- WRITTEN EXERCISE:
Copy each line below that includes "higher".

[Start]

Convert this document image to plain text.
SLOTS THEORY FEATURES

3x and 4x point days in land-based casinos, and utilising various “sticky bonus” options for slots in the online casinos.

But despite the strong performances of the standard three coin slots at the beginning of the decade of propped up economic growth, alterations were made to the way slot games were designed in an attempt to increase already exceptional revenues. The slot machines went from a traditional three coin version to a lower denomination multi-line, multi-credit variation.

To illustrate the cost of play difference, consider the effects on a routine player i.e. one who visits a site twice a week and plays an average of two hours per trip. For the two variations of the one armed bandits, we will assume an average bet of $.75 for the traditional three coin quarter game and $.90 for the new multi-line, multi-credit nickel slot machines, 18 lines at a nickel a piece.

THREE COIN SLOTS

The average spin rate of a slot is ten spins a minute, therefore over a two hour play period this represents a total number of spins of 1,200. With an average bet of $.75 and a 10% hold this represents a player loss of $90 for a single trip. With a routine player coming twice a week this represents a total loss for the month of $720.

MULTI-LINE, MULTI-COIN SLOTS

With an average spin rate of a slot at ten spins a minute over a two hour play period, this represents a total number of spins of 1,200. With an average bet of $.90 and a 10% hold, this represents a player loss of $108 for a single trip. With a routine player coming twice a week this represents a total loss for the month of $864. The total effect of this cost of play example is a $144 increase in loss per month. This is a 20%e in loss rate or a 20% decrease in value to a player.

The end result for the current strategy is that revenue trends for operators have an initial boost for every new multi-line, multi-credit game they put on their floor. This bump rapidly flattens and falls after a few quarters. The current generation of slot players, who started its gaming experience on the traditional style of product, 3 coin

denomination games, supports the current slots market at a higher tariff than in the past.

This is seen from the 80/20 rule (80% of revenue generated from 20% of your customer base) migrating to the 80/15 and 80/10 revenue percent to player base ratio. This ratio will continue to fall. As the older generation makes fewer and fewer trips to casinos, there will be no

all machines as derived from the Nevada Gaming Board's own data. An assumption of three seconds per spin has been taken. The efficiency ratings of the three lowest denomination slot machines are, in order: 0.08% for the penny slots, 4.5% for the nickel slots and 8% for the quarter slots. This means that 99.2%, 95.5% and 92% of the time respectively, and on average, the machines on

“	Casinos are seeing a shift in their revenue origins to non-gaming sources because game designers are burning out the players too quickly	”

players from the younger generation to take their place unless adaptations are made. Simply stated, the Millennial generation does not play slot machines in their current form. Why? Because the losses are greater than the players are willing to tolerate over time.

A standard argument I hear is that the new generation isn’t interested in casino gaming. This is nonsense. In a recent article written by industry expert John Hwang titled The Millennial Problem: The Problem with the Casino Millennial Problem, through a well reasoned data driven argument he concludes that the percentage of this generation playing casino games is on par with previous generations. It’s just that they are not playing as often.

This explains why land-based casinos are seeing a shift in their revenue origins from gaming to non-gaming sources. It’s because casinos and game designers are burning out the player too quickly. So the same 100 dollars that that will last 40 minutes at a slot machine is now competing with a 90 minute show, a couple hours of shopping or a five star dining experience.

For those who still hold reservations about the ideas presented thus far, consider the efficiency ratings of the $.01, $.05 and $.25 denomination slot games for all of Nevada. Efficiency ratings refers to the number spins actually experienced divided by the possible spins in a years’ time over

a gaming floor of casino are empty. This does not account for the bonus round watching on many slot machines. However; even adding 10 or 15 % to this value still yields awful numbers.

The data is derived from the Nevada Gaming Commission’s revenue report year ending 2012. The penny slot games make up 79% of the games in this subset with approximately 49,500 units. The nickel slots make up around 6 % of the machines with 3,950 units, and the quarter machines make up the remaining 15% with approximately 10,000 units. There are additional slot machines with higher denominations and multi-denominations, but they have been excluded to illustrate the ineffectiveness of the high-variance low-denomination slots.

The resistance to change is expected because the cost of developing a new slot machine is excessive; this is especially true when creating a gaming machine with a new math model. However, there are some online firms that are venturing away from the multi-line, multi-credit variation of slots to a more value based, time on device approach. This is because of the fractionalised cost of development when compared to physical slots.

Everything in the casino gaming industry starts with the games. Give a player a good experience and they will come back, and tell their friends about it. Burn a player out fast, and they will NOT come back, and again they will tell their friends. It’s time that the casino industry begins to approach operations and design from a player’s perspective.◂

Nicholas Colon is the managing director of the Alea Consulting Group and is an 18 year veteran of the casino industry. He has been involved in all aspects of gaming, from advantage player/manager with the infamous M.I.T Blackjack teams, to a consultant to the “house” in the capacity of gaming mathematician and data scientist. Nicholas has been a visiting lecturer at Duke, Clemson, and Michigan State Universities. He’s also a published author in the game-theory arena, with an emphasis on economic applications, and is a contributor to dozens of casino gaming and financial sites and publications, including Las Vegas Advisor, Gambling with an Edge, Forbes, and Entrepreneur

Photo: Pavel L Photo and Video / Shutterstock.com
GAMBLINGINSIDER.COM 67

[End]

- ANSWER TO THIS EXERCISE:
denomination games, supports the current slots market at a higher tariff than in the past.
The data is derived from the Nevada Gaming Commission’s revenue report year ending 2012. The penny slot games make up 79% of the games in this subset with approximately 49,500 units. The nickel slots make up around 6 % of the machines with 3,950 units, and the quarter machines make up the remaining 15% with approximately 10,000 units. There are additional slot machines with higher denominations and multi-denominations, but they have been excluded to illustrate the ineffectiveness of the high-variance low-denomination slots.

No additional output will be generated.